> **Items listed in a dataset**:

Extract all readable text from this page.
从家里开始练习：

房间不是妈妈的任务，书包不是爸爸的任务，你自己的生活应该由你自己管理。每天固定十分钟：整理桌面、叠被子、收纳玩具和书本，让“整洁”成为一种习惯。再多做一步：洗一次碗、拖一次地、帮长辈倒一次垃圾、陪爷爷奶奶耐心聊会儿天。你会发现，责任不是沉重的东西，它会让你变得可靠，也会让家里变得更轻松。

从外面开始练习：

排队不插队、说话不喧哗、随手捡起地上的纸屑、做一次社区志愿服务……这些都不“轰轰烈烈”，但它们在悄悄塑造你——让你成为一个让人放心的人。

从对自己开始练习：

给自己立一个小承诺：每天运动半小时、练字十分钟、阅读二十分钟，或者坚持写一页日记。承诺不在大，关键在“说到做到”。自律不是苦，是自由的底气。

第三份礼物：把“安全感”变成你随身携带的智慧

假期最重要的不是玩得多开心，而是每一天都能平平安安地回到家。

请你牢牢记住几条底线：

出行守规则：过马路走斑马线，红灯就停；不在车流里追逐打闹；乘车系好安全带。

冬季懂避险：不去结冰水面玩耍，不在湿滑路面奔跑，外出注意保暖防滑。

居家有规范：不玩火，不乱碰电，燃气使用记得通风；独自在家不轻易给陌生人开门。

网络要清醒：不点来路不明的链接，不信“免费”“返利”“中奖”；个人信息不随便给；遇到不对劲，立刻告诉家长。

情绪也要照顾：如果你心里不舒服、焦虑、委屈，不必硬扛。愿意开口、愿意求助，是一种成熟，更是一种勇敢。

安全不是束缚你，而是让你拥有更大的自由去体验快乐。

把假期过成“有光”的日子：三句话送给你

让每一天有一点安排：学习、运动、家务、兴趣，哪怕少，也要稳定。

> **Task directions**:
From the listing above, extract all records word for word.

> **Completed task**:
Extract all readable text from this page.
从家里开始练习：

房间不是妈妈的任务，书包不是爸爸的任务，你自己的生活应该由你自己管理。每天固定十分钟：整理桌面、叠被子、收纳玩具和书本，让“整洁”成为一种习惯。再多做一步：洗一次碗、拖一次地、帮长辈倒一次垃圾、陪爷爷奶奶耐心聊会儿天。你会发现，责任不是沉重的东西，它会让你变得可靠，也会让家里变得更轻松。

从外面开始练习：

排队不插队、说话不喧哗、随手捡起地上的纸屑、做一次社区志愿服务……这些都不“轰轰烈烈”，但它们在悄悄塑造你——让你成为一个让人放心的人。

从对自己开始练习：

给自己立一个小承诺：每天运动半小时、练字十分钟、阅读二十分钟，或者坚持写一页日记。承诺不在大，关键在“说到做到”。自律不是苦，是自由的底气。

第三份礼物：把“安全感”变成你随身携带的智慧

假期最重要的不是玩得多开心，而是每一天都能平平安安地回到家。

请你牢牢记住几条底线：

出行守规则：过马路走斑马线，红灯就停；不在车流里追逐打闹；乘车系好安全带。

冬季懂避险：不去结冰水面玩耍，不在湿滑路面奔跑，外出注意保暖防滑。

居家有规范：不玩火，不乱碰电，燃气使用记得通风；独自在家不轻易给陌生人开门。

网络要清醒：不点来路不明的链接，不信“免费”“返利”“中奖”；个人信息不随便给；遇到不对劲，立刻告诉家长。

情绪也要照顾：如果你心里不舒服、焦虑、委屈，不必硬扛。愿意开口、愿意求助，是一种成熟，更是一种勇敢。

安全不是束缚你，而是让你拥有更大的自由去体验快乐。

把假期过成“有光”的日子：三句话送给你

让每一天有一点安排：学习、运动、家务、兴趣，哪怕少，也要稳定。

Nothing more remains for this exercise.